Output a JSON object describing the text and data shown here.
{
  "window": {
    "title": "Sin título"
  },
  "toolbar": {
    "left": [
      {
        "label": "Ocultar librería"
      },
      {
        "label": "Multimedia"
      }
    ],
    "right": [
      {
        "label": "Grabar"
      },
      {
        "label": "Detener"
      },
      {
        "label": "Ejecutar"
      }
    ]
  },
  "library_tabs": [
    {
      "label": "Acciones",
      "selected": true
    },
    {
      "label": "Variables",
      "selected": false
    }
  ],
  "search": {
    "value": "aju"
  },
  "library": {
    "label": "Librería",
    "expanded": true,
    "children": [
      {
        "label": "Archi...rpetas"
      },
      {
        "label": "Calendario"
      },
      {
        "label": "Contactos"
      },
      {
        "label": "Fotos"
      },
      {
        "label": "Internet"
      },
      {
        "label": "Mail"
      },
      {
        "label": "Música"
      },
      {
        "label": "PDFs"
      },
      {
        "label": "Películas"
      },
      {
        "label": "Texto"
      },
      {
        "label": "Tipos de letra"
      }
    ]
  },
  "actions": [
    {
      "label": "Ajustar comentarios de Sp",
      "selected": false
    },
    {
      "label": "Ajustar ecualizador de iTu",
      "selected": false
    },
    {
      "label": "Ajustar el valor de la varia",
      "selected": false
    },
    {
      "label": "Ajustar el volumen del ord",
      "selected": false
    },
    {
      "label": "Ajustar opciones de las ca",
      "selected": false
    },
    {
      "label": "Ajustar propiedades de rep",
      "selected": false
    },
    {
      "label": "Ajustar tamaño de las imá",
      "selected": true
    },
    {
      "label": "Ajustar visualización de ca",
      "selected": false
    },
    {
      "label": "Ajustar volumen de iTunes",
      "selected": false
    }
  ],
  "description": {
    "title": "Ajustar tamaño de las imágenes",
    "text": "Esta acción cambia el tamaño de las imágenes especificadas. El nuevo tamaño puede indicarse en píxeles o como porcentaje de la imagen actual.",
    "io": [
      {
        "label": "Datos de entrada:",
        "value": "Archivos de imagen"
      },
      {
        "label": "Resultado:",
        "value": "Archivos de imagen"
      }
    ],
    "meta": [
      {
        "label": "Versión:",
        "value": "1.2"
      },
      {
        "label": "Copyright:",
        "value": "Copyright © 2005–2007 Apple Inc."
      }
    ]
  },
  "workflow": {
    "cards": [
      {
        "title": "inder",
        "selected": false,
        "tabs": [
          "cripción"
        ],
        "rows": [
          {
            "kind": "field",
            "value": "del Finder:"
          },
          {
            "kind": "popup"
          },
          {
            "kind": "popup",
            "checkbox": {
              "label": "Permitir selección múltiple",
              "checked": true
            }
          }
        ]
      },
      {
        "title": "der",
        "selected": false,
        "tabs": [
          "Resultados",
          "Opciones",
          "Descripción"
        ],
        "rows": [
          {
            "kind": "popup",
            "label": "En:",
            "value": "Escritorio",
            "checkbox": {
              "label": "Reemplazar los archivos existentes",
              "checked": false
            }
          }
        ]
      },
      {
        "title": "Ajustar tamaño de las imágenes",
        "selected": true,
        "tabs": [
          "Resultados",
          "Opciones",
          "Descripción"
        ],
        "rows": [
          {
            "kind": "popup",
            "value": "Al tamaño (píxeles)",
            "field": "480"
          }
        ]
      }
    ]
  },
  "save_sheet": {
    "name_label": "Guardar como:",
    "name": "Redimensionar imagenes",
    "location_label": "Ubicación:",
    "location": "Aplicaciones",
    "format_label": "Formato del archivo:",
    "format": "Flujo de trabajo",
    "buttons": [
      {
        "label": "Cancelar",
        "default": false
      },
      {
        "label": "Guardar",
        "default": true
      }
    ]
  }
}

——————

* WORK INSTRUCTIONS
Set every record down again, exactly as given.

* REPLY
Output a JSON object describing the text and data shown here.
{
  "window": {
    "title": "Sin título"
  },
  "toolbar": {
    "left": [
      {
        "label": "Ocultar librería"
      },
      {
        "label": "Multimedia"
      }
    ],
    "right": [
      {
        "label": "Grabar"
      },
      {
        "label": "Detener"
      },
      {
        "label": "Ejecutar"
      }
    ]
  },
  "library_tabs": [
    {
      "label": "Acciones",
      "selected": true
    },
    {
      "label": "Variables",
      "selected": false
    }
  ],
  "search": {
    "value": "aju"
  },
  "library": {
    "label": "Librería",
    "expanded": true,
    "children": [
      {
        "label": "Archi...rpetas"
      },
      {
        "label": "Calendario"
      },
      {
        "label": "Contactos"
      },
      {
        "label": "Fotos"
      },
      {
        "label": "Internet"
      },
      {
        "label": "Mail"
      },
      {
        "label": "Música"
      },
      {
        "label": "PDFs"
      },
      {
        "label": "Películas"
      },
      {
        "label": "Texto"
      },
      {
        "label": "Tipos de letra"
      }
    ]
  },
  "actions": [
    {
      "label": "Ajustar comentarios de Sp",
      "selected": false
    },
    {
      "label": "Ajustar ecualizador de iTu",
      "selected": false
    },
    {
      "label": "Ajustar el valor de la varia",
      "selected": false
    },
    {
      "label": "Ajustar el volumen del ord",
      "selected": false
    },
    {
      "label": "Ajustar opciones de las ca",
      "selected": false
    },
    {
      "label": "Ajustar propiedades de rep",
      "selected": false
    },
    {
      "label": "Ajustar tamaño de las imá",
      "selected": true
    },
    {
      "label": "Ajustar visualización de ca",
      "selected": false
    },
    {
      "label": "Ajustar volumen de iTunes",
      "selected": false
    }
  ],
  "description": {
    "title": "Ajustar tamaño de las imágenes",
    "text": "Esta acción cambia el tamaño de las imágenes especificadas. El nuevo tamaño puede indicarse en píxeles o como porcentaje de la imagen actual.",
    "io": [
      {
        "label": "Datos de entrada:",
        "value": "Archivos de imagen"
      },
      {
        "label": "Resultado:",
        "value": "Archivos de imagen"
      }
    ],
    "meta": [
      {
        "label": "Versión:",
        "value": "1.2"
      },
      {
        "label": "Copyright:",
        "value": "Copyright © 2005–2007 Apple Inc."
      }
    ]
  },
  "workflow": {
    "cards": [
      {
        "title": "inder",
        "selected": false,
        "tabs": [
          "cripción"
        ],
        "rows": [
          {
            "kind": "field",
            "value": "del Finder:"
          },
          {
            "kind": "popup"
          },
          {
            "kind": "popup",
            "checkbox": {
              "label": "Permitir selección múltiple",
              "checked": true
            }
          }
        ]
      },
      {
        "title": "der",
        "selected": false,
        "tabs": [
          "Resultados",
          "Opciones",
          "Descripción"
        ],
        "rows": [
          {
            "kind": "popup",
            "label": "En:",
            "value": "Escritorio",
            "checkbox": {
              "label": "Reemplazar los archivos existentes",
              "checked": false
            }
          }
        ]
      },
      {
        "title": "Ajustar tamaño de las imágenes",
        "selected": true,
        "tabs": [
          "Resultados",
          "Opciones",
          "Descripción"
        ],
        "rows": [
          {
            "kind": "popup",
            "value": "Al tamaño (píxeles)",
            "field": "480"
          }
        ]
      }
    ]
  },
  "save_sheet": {
    "name_label": "Guardar como:",
    "name": "Redimensionar imagenes",
    "location_label": "Ubicación:",
    "location": "Aplicaciones",
    "format_label": "Formato del archivo:",
    "format": "Flujo de trabajo",
    "buttons": [
      {
        "label": "Cancelar",
        "default": false
      },
      {
        "label": "Guardar",
        "default": true
      }
    ]
  }
}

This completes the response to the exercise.